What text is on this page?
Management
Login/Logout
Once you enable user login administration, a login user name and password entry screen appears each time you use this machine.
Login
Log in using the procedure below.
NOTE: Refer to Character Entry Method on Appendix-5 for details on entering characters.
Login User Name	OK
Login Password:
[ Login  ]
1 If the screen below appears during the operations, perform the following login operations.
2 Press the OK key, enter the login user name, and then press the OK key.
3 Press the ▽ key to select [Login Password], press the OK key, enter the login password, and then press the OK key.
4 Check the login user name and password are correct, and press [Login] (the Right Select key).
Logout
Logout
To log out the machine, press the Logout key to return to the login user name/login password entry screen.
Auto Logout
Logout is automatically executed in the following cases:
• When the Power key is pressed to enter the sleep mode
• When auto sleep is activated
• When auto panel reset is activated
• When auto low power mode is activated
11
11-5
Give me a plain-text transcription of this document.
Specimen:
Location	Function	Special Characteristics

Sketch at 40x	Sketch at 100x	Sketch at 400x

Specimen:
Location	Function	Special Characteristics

━━━━━━━━━━━━━━━━━━━━

TASK OBJECTIVE
Quote, without any change, each line from the one that contains "Give me a plain-text" through the end of the material.

THE REPLY
Give me a plain-text transcription of this document.
Specimen:
Location	Function	Special Characteristics

Sketch at 40x	Sketch at 100x	Sketch at 400x

Specimen:
Location	Function	Special Characteristics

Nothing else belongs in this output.